### Saved data entries
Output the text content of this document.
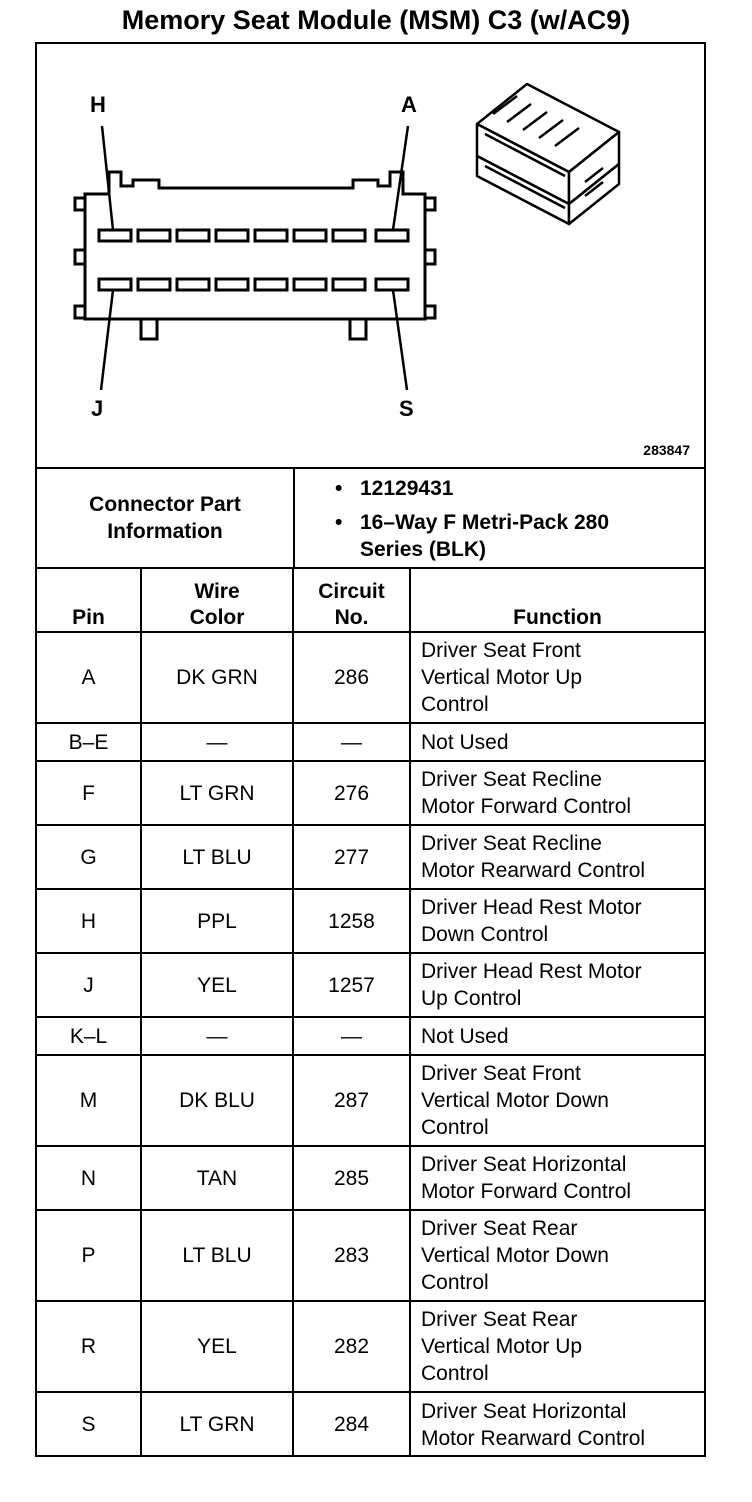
Memory Seat Module (MSM) C3 (w/AC9)
H	A
J	S
283847
Connector Part Information
• 12129431
• 16–Way F Metri-Pack 280 Series (BLK)
Pin	Wire Color	Circuit No.	Function
A	DK GRN	286	Driver Seat Front
Vertical Motor Up
Control
B–E	—	—	Not Used
F	LT GRN	276	Driver Seat Recline
Motor Forward Control
G	LT BLU	277	Driver Seat Recline
Motor Rearward Control
H	PPL	1258	Driver Head Rest Motor
Down Control
J	YEL	1257	Driver Head Rest Motor
Up Control
K–L	—	—	Not Used
M	DK BLU	287	Driver Seat Front
Vertical Motor Down
Control
N	TAN	285	Driver Seat Horizontal
Motor Forward Control
P	LT BLU	283	Driver Seat Rear
Vertical Motor Down
Control
R	YEL	282	Driver Seat Rear
Vertical Motor Up
Control
S	LT GRN	284	Driver Seat Horizontal
Motor Rearward Control
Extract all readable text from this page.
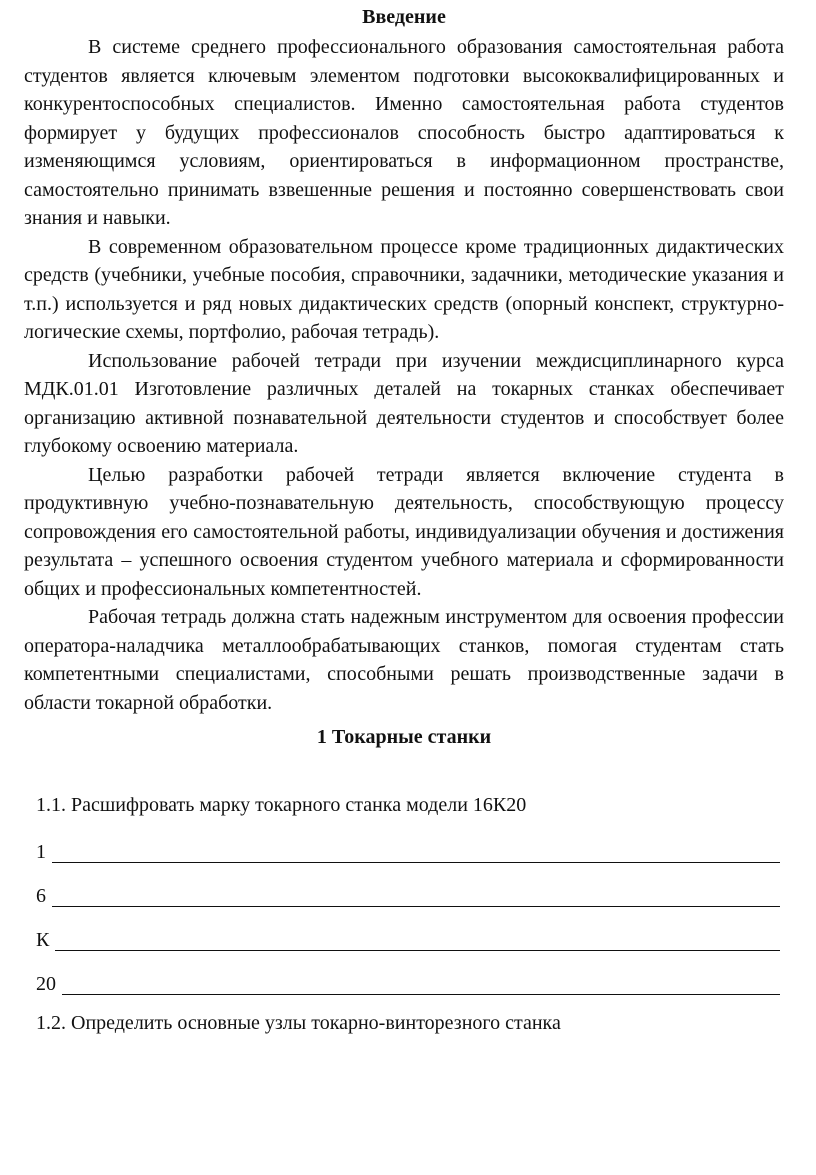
Введение

В системе среднего профессионального образования самостоятельная работа студентов является ключевым элементом подготовки высококвалифицированных и конкурентоспособных специалистов. Именно самостоятельная работа студентов формирует у будущих профессионалов способность быстро адаптироваться к изменяющимся условиям, ориентироваться в информационном пространстве, самостоятельно принимать взвешенные решения и постоянно совершенствовать свои знания и навыки.

В современном образовательном процессе кроме традиционных дидактических средств (учебники, учебные пособия, справочники, задачники, методические указания и т.п.) используется и ряд новых дидактических средств (опорный конспект, структурно-логические схемы, портфолио, рабочая тетрадь).

Использование рабочей тетради при изучении междисциплинарного курса МДК.01.01 Изготовление различных деталей на токарных станках обеспечивает организацию активной познавательной деятельности студентов и способствует более глубокому освоению материала.

Целью разработки рабочей тетради является включение студента в продуктивную учебно-познавательную деятельность, способствующую процессу сопровождения его самостоятельной работы, индивидуализации обучения и достижения результата – успешного освоения студентом учебного материала и сформированности общих и профессиональных компетентностей.

Рабочая тетрадь должна стать надежным инструментом для освоения профессии оператора-наладчика металлообрабатывающих станков, помогая студентам стать компетентными специалистами, способными решать производственные задачи в области токарной обработки.

1 Токарные станки

1.1. Расшифровать марку токарного станка модели 16К20

1
6
К
20

1.2. Определить основные узлы токарно-винторезного станка
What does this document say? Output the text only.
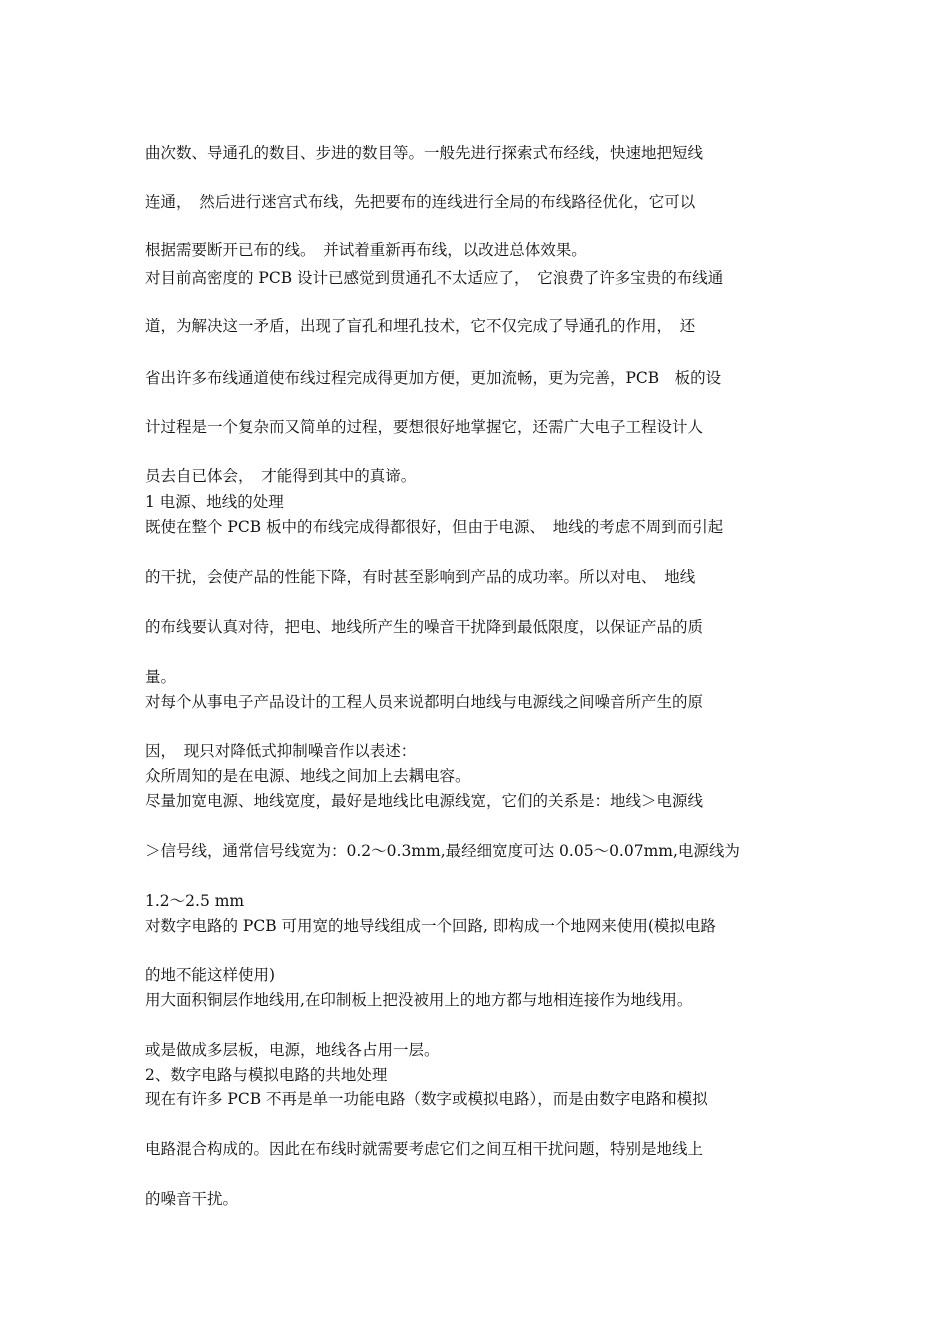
曲次数、导通孔的数目、步进的数目等。一般先进行探索式布经线，快速地把短线

连通，　然后进行迷宫式布线，先把要布的连线进行全局的布线路径优化，它可以

根据需要断开已布的线。　并试着重新再布线，以改进总体效果。

对目前高密度的 PCB 设计已感觉到贯通孔不太适应了，　它浪费了许多宝贵的布线通

道，为解决这一矛盾，出现了盲孔和埋孔技术，它不仅完成了导通孔的作用，　还

省出许多布线通道使布线过程完成得更加方便，更加流畅，更为完善，PCB　板的设

计过程是一个复杂而又简单的过程，要想很好地掌握它，还需广大电子工程设计人

员去自已体会，　才能得到其中的真谛。

1 电源、地线的处理

既使在整个 PCB 板中的布线完成得都很好，但由于电源、　地线的考虑不周到而引起

的干扰，会使产品的性能下降，有时甚至影响到产品的成功率。所以对电、　地线

的布线要认真对待，把电、地线所产生的噪音干扰降到最低限度，以保证产品的质

量。

对每个从事电子产品设计的工程人员来说都明白地线与电源线之间噪音所产生的原

因，　现只对降低式抑制噪音作以表述：

众所周知的是在电源、地线之间加上去耦电容。

尽量加宽电源、地线宽度，最好是地线比电源线宽，它们的关系是：地线＞电源线

＞信号线，通常信号线宽为：0.2～0.3mm,最经细宽度可达 0.05～0.07mm,电源线为

1.2～2.5 mm

对数字电路的 PCB 可用宽的地导线组成一个回路, 即构成一个地网来使用(模拟电路

的地不能这样使用)

用大面积铜层作地线用,在印制板上把没被用上的地方都与地相连接作为地线用。

或是做成多层板，电源，地线各占用一层。

2、数字电路与模拟电路的共地处理

现在有许多 PCB 不再是单一功能电路（数字或模拟电路），而是由数字电路和模拟

电路混合构成的。因此在布线时就需要考虑它们之间互相干扰问题，特别是地线上

的噪音干扰。
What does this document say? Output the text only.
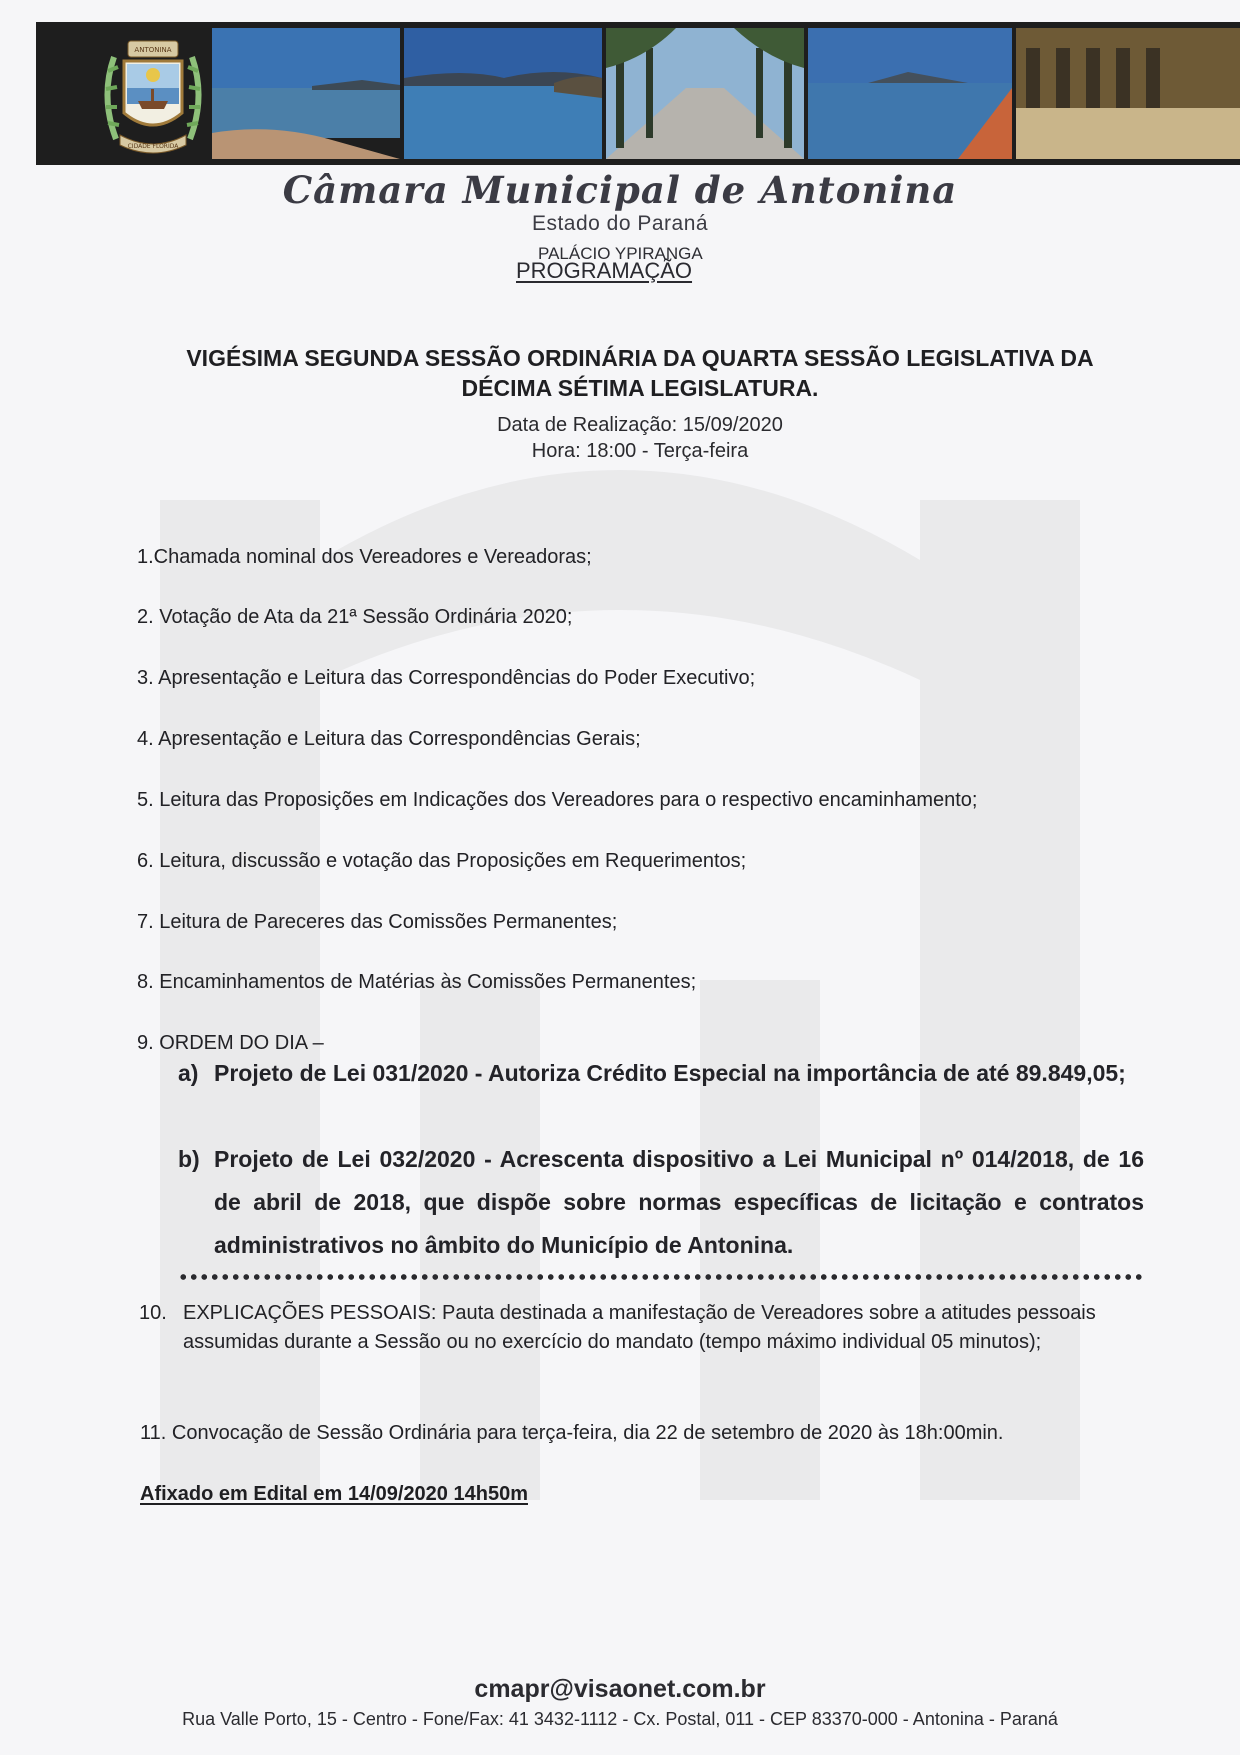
ANTONINA
CIDADE FLORIDA
Câmara Municipal de Antonina
Estado do Paraná
PALÁCIO YPIRANGA
PROGRAMAÇÃO
VIGÉSIMA SEGUNDA SESSÃO ORDINÁRIA DA QUARTA SESSÃO LEGISLATIVA DA
DÉCIMA SÉTIMA LEGISLATURA.
Data de Realização: 15/09/2020
Hora: 18:00 - Terça-feira
1.Chamada nominal dos Vereadores e Vereadoras;
2. Votação de Ata da 21ª Sessão Ordinária 2020;
3. Apresentação e Leitura das Correspondências do Poder Executivo;
4. Apresentação e Leitura das Correspondências Gerais;
5. Leitura das Proposições em Indicações dos Vereadores para o respectivo encaminhamento;
6. Leitura, discussão e votação das Proposições em Requerimentos;
7. Leitura de Pareceres das Comissões Permanentes;
8. Encaminhamentos de Matérias às Comissões Permanentes;
9. ORDEM DO DIA –
a) Projeto de Lei 031/2020 - Autoriza Crédito Especial na importância de até 89.849,05;
b) Projeto de Lei 032/2020 - Acrescenta dispositivo a Lei Municipal nº 014/2018, de 16 de abril de 2018, que dispõe sobre normas específicas de licitação e contratos administrativos no âmbito do Município de Antonina.
10. EXPLICAÇÕES PESSOAIS: Pauta destinada a manifestação de Vereadores sobre a atitudes pessoais assumidas durante a Sessão ou no exercício do mandato (tempo máximo individual 05 minutos);
11. Convocação de Sessão Ordinária para terça-feira, dia 22 de setembro de 2020 às 18h:00min.
Afixado em Edital em 14/09/2020 14h50m
cmapr@visaonet.com.br
Rua Valle Porto, 15 - Centro - Fone/Fax: 41 3432-1112 - Cx. Postal, 011 - CEP 83370-000 - Antonina - Paraná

### Task brief
Quote all the lines above exactly as given. Do not include the pictures.

### Full response
Output the text content of this document.
Memory Seat Module (MSM) C3 (w/AC9)
H	A
J	S
283847
Connector Part Information
• 12129431
• 16–Way F Metri-Pack 280 Series (BLK)
Pin	Wire Color	Circuit No.	Function
A	DK GRN	286	Driver Seat Front
Vertical Motor Up
Control
B–E	—	—	Not Used
F	LT GRN	276	Driver Seat Recline
Motor Forward Control
G	LT BLU	277	Driver Seat Recline
Motor Rearward Control
H	PPL	1258	Driver Head Rest Motor
Down Control
J	YEL	1257	Driver Head Rest Motor
Up Control
K–L	—	—	Not Used
M	DK BLU	287	Driver Seat Front
Vertical Motor Down
Control
N	TAN	285	Driver Seat Horizontal
Motor Forward Control
P	LT BLU	283	Driver Seat Rear
Vertical Motor Down
Control
R	YEL	282	Driver Seat Rear
Vertical Motor Up
Control
S	LT GRN	284	Driver Seat Horizontal
Motor Rearward Control
Extract all readable text from this page.
Введение

В системе среднего профессионального образования самостоятельная работа студентов является ключевым элементом подготовки высококвалифицированных и конкурентоспособных специалистов. Именно самостоятельная работа студентов формирует у будущих профессионалов способность быстро адаптироваться к изменяющимся условиям, ориентироваться в информационном пространстве, самостоятельно принимать взвешенные решения и постоянно совершенствовать свои знания и навыки.

В современном образовательном процессе кроме традиционных дидактических средств (учебники, учебные пособия, справочники, задачники, методические указания и т.п.) используется и ряд новых дидактических средств (опорный конспект, структурно-логические схемы, портфолио, рабочая тетрадь).

Использование рабочей тетради при изучении междисциплинарного курса МДК.01.01 Изготовление различных деталей на токарных станках обеспечивает организацию активной познавательной деятельности студентов и способствует более глубокому освоению материала.

Целью разработки рабочей тетради является включение студента в продуктивную учебно-познавательную деятельность, способствующую процессу сопровождения его самостоятельной работы, индивидуализации обучения и достижения результата – успешного освоения студентом учебного материала и сформированности общих и профессиональных компетентностей.

Рабочая тетрадь должна стать надежным инструментом для освоения профессии оператора-наладчика металлообрабатывающих станков, помогая студентам стать компетентными специалистами, способными решать производственные задачи в области токарной обработки.

1 Токарные станки

1.1. Расшифровать марку токарного станка модели 16К20

1
6
К
20

1.2. Определить основные узлы токарно-винторезного станка
What does this document say? Output the text only.
曲次数、导通孔的数目、步进的数目等。一般先进行探索式布经线，快速地把短线

连通，　然后进行迷宫式布线，先把要布的连线进行全局的布线路径优化，它可以

根据需要断开已布的线。　并试着重新再布线，以改进总体效果。

对目前高密度的 PCB 设计已感觉到贯通孔不太适应了，　它浪费了许多宝贵的布线通

道，为解决这一矛盾，出现了盲孔和埋孔技术，它不仅完成了导通孔的作用，　还

省出许多布线通道使布线过程完成得更加方便，更加流畅，更为完善，PCB　板的设

计过程是一个复杂而又简单的过程，要想很好地掌握它，还需广大电子工程设计人

员去自已体会，　才能得到其中的真谛。

1 电源、地线的处理

既使在整个 PCB 板中的布线完成得都很好，但由于电源、　地线的考虑不周到而引起

的干扰，会使产品的性能下降，有时甚至影响到产品的成功率。所以对电、　地线

的布线要认真对待，把电、地线所产生的噪音干扰降到最低限度，以保证产品的质

量。

对每个从事电子产品设计的工程人员来说都明白地线与电源线之间噪音所产生的原

因，　现只对降低式抑制噪音作以表述：

众所周知的是在电源、地线之间加上去耦电容。

尽量加宽电源、地线宽度，最好是地线比电源线宽，它们的关系是：地线＞电源线

＞信号线，通常信号线宽为：0.2～0.3mm,最经细宽度可达 0.05～0.07mm,电源线为

1.2～2.5 mm

对数字电路的 PCB 可用宽的地导线组成一个回路, 即构成一个地网来使用(模拟电路

的地不能这样使用)

用大面积铜层作地线用,在印制板上把没被用上的地方都与地相连接作为地线用。

或是做成多层板，电源，地线各占用一层。

2、数字电路与模拟电路的共地处理

现在有许多 PCB 不再是单一功能电路（数字或模拟电路），而是由数字电路和模拟

电路混合构成的。因此在布线时就需要考虑它们之间互相干扰问题，特别是地线上

的噪音干扰。
What does this document say? Output the text only.
ANTONINA
CIDADE FLORIDA
Câmara Municipal de Antonina
Estado do Paraná
PALÁCIO YPIRANGA
PROGRAMAÇÃO
VIGÉSIMA SEGUNDA SESSÃO ORDINÁRIA DA QUARTA SESSÃO LEGISLATIVA DA
DÉCIMA SÉTIMA LEGISLATURA.
Data de Realização: 15/09/2020
Hora: 18:00 - Terça-feira
1.Chamada nominal dos Vereadores e Vereadoras;
2. Votação de Ata da 21ª Sessão Ordinária 2020;
3. Apresentação e Leitura das Correspondências do Poder Executivo;
4. Apresentação e Leitura das Correspondências Gerais;
5. Leitura das Proposições em Indicações dos Vereadores para o respectivo encaminhamento;
6. Leitura, discussão e votação das Proposições em Requerimentos;
7. Leitura de Pareceres das Comissões Permanentes;
8. Encaminhamentos de Matérias às Comissões Permanentes;
9. ORDEM DO DIA –
a) Projeto de Lei 031/2020 - Autoriza Crédito Especial na importância de até 89.849,05;
b) Projeto de Lei 032/2020 - Acrescenta dispositivo a Lei Municipal nº 014/2018, de 16 de abril de 2018, que dispõe sobre normas específicas de licitação e contratos administrativos no âmbito do Município de Antonina.
10. EXPLICAÇÕES PESSOAIS: Pauta destinada a manifestação de Vereadores sobre a atitudes pessoais assumidas durante a Sessão ou no exercício do mandato (tempo máximo individual 05 minutos);
11. Convocação de Sessão Ordinária para terça-feira, dia 22 de setembro de 2020 às 18h:00min.
Afixado em Edital em 14/09/2020 14h50m
cmapr@visaonet.com.br
Rua Valle Porto, 15 - Centro - Fone/Fax: 41 3432-1112 - Cx. Postal, 011 - CEP 83370-000 - Antonina - Paraná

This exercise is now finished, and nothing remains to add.